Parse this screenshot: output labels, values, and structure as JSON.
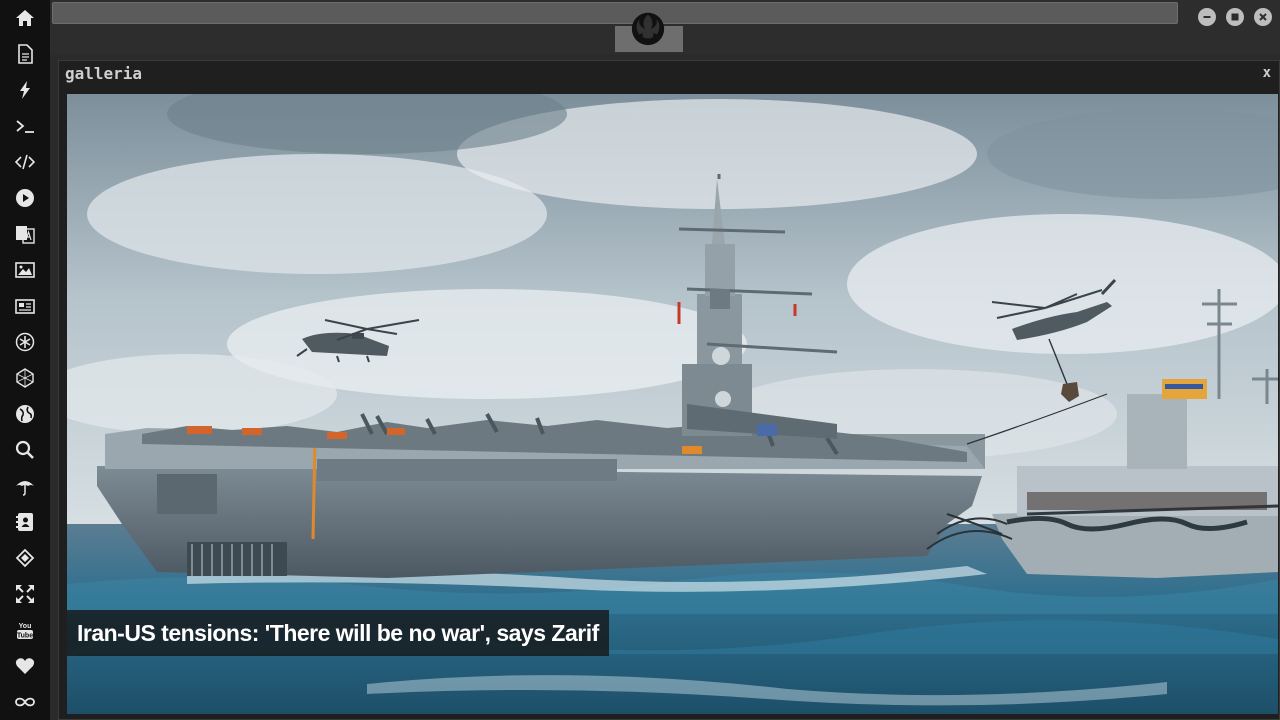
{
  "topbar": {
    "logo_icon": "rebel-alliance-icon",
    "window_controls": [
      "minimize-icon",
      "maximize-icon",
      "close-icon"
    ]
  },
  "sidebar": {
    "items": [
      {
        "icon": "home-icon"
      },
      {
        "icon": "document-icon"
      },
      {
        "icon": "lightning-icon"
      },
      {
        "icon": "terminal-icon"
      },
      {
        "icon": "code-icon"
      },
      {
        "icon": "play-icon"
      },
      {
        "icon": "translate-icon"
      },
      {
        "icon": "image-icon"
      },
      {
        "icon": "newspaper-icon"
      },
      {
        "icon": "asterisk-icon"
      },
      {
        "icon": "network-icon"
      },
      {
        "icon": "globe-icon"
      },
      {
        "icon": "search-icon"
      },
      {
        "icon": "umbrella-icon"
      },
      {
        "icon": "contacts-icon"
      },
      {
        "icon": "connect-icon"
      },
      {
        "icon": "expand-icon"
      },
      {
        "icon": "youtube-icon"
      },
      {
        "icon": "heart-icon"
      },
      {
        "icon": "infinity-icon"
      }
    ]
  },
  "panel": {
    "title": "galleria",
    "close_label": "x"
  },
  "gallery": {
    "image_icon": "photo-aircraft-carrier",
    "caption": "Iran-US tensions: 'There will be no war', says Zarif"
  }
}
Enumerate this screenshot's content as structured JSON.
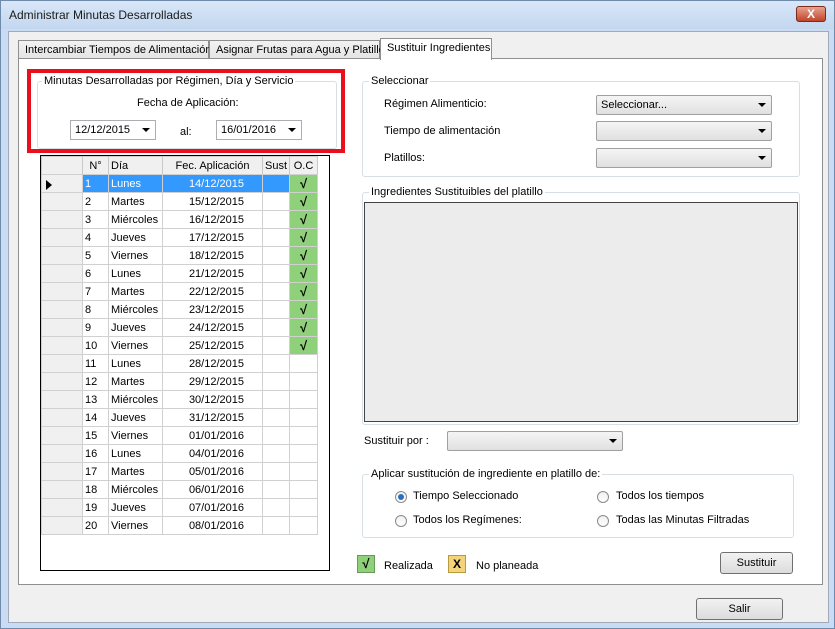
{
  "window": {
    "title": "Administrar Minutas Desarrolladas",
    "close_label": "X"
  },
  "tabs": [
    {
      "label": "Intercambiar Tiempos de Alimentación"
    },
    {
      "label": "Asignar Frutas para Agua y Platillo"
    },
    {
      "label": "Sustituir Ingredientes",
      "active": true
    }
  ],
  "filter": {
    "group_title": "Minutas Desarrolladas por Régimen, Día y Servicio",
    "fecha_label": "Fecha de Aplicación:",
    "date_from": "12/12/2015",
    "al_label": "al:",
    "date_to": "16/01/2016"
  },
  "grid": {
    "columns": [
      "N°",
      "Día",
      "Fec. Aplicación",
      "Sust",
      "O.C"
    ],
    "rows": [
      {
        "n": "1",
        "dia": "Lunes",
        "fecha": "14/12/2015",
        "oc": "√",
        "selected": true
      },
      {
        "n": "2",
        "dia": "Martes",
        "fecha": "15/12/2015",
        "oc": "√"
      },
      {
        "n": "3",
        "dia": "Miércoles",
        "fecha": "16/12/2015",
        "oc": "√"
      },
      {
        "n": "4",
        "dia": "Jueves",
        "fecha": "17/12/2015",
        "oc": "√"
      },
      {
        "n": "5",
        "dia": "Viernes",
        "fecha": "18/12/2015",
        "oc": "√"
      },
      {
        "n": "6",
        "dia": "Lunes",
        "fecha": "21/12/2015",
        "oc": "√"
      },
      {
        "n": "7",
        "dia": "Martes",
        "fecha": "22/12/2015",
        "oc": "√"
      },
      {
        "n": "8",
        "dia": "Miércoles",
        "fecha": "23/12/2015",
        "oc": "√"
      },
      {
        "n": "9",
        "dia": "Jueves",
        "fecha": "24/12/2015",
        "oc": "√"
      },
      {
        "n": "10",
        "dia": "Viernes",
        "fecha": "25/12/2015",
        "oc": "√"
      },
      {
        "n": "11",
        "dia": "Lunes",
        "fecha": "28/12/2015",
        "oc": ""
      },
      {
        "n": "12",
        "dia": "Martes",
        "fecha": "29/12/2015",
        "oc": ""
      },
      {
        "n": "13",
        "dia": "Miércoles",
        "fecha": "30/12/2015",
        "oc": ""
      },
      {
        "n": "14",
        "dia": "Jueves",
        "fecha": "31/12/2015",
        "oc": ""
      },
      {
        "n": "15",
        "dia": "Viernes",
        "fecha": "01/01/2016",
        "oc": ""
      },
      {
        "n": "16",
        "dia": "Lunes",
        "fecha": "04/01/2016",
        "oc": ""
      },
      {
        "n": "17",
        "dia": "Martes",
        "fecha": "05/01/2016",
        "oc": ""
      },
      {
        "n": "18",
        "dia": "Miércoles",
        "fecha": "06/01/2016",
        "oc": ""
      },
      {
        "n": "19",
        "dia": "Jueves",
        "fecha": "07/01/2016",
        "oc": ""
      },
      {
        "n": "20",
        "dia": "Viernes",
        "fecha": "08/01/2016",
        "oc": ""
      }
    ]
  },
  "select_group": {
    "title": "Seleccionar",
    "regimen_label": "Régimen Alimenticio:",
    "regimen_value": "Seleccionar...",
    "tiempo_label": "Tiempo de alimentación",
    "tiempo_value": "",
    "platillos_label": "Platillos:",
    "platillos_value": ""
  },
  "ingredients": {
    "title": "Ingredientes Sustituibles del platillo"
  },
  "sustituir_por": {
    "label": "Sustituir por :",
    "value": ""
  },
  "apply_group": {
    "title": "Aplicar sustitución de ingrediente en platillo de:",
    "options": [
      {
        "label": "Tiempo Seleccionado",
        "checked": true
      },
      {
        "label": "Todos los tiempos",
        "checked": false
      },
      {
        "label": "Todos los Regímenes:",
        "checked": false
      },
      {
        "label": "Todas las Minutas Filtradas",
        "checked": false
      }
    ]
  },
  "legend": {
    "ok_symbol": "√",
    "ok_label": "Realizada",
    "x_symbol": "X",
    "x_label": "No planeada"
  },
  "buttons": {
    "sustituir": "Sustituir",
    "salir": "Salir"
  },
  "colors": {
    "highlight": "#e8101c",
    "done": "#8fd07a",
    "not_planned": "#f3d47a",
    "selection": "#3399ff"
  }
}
==
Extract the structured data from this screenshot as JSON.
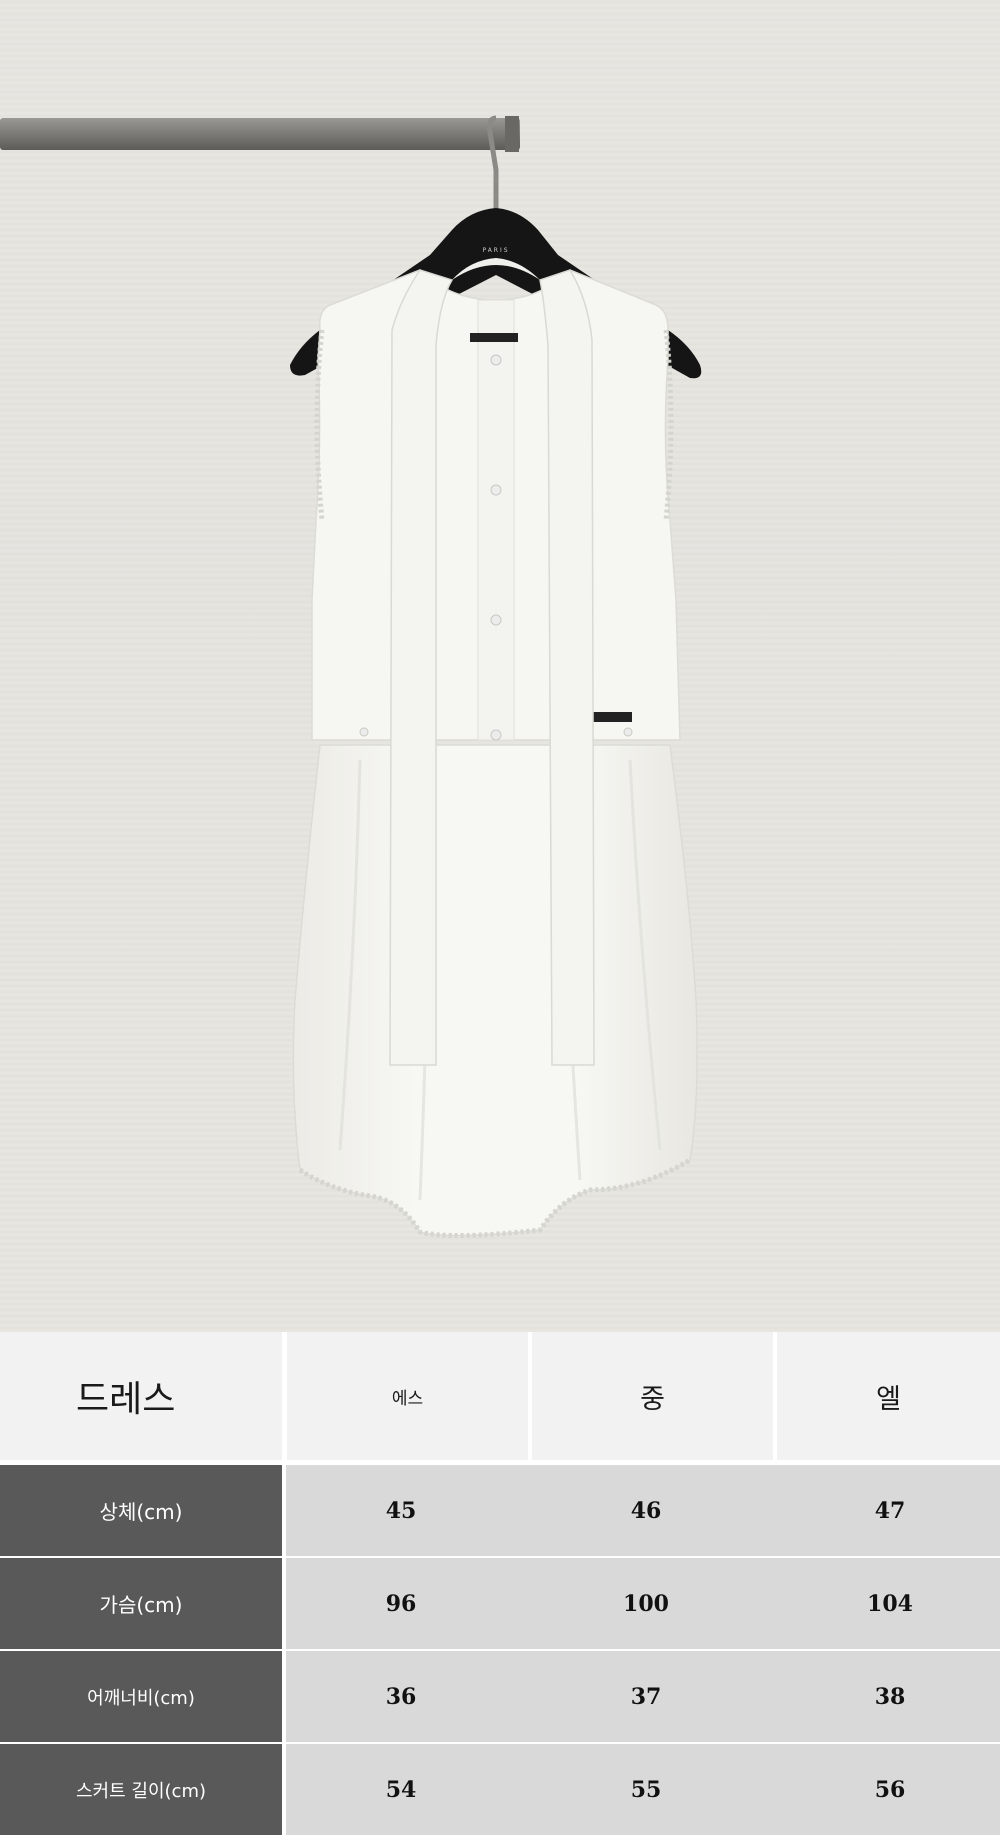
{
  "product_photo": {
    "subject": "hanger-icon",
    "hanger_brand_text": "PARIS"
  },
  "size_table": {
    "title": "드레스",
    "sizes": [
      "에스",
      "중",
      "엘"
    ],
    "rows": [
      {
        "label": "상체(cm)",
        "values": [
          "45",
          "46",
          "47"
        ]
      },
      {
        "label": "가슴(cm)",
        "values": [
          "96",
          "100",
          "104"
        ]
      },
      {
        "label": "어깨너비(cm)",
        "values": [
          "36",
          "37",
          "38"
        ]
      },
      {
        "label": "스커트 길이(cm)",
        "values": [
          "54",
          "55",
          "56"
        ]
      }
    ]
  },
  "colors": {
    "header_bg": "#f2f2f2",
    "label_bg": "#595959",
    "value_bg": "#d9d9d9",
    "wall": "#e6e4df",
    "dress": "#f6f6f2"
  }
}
...
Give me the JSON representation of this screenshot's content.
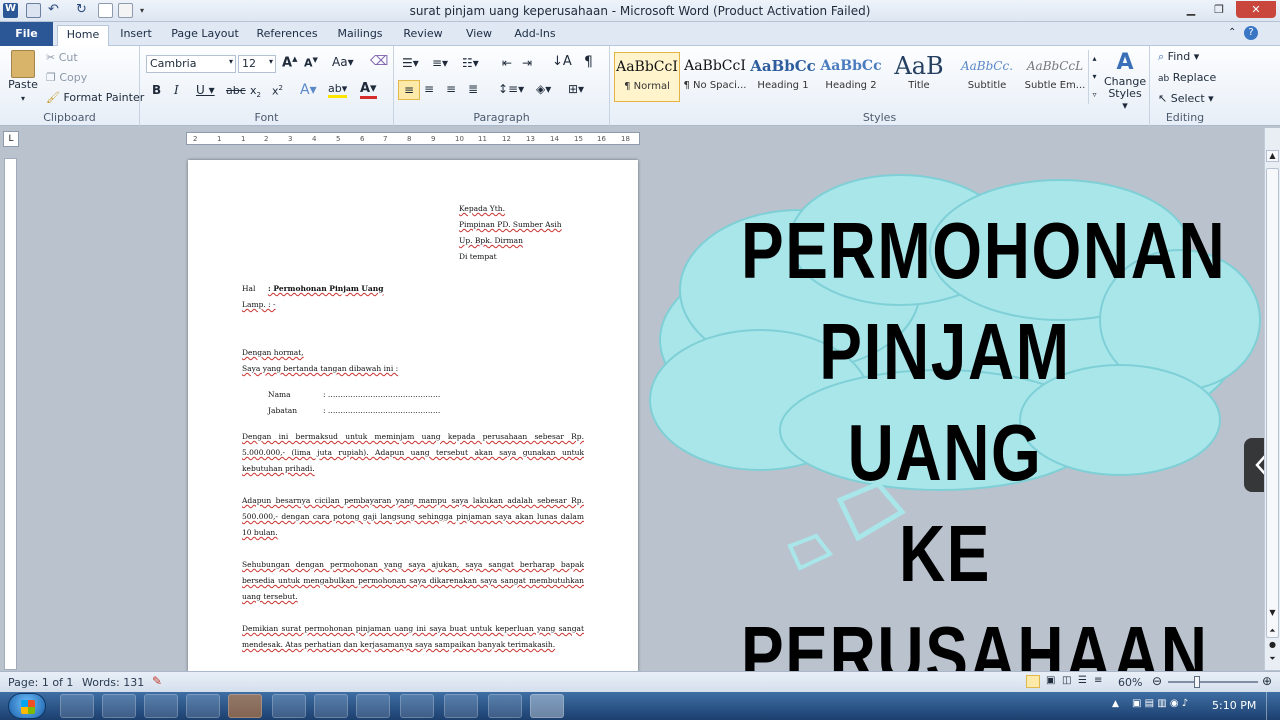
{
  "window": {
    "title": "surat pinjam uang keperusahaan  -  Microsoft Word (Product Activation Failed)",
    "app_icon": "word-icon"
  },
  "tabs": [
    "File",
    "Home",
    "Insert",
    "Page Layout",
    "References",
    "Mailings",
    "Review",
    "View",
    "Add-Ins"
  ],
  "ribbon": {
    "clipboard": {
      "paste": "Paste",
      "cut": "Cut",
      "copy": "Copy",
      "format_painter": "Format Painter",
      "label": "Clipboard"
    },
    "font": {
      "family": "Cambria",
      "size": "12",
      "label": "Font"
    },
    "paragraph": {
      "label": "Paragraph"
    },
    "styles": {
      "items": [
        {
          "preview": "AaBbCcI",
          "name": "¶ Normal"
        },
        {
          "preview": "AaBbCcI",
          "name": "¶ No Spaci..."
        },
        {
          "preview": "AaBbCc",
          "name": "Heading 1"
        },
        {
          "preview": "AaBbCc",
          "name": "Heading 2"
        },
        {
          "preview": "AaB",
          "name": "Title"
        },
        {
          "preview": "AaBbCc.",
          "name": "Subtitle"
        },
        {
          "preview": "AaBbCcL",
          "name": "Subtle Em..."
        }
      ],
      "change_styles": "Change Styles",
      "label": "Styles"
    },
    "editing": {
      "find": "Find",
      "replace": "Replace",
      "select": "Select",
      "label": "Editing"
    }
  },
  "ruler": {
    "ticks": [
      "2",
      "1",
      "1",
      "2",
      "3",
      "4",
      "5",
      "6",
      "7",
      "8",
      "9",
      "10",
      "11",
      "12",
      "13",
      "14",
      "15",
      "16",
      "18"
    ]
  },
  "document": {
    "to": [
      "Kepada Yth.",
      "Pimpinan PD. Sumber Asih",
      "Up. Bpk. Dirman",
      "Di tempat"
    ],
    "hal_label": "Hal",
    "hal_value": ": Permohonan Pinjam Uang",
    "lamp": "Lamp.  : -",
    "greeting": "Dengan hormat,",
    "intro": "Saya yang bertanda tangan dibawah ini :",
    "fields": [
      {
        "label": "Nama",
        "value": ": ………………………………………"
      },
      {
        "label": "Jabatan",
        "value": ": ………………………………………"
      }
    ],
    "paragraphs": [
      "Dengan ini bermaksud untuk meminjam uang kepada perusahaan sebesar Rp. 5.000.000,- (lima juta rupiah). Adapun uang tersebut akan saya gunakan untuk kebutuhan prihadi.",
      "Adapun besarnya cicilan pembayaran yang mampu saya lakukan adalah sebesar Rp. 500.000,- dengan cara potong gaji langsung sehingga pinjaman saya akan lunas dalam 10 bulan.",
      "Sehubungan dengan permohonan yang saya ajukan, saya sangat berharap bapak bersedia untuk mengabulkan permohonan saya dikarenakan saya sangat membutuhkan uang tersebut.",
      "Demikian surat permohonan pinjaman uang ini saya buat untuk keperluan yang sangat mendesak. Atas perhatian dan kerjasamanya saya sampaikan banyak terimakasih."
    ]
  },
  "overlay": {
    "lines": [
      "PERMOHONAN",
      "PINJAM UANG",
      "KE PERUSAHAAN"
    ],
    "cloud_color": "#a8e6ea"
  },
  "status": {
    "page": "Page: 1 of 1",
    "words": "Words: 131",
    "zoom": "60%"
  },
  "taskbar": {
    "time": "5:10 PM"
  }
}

- Work to complete:
Show all lines from the records above where the word "Minutas" occurs.

- Result of this task:
    "title": "Administrar Minutas Desarrolladas",
    "group_title": "Minutas Desarrolladas por Régimen, Día y Servicio",
        "label": "Todas las Minutas Filtradas",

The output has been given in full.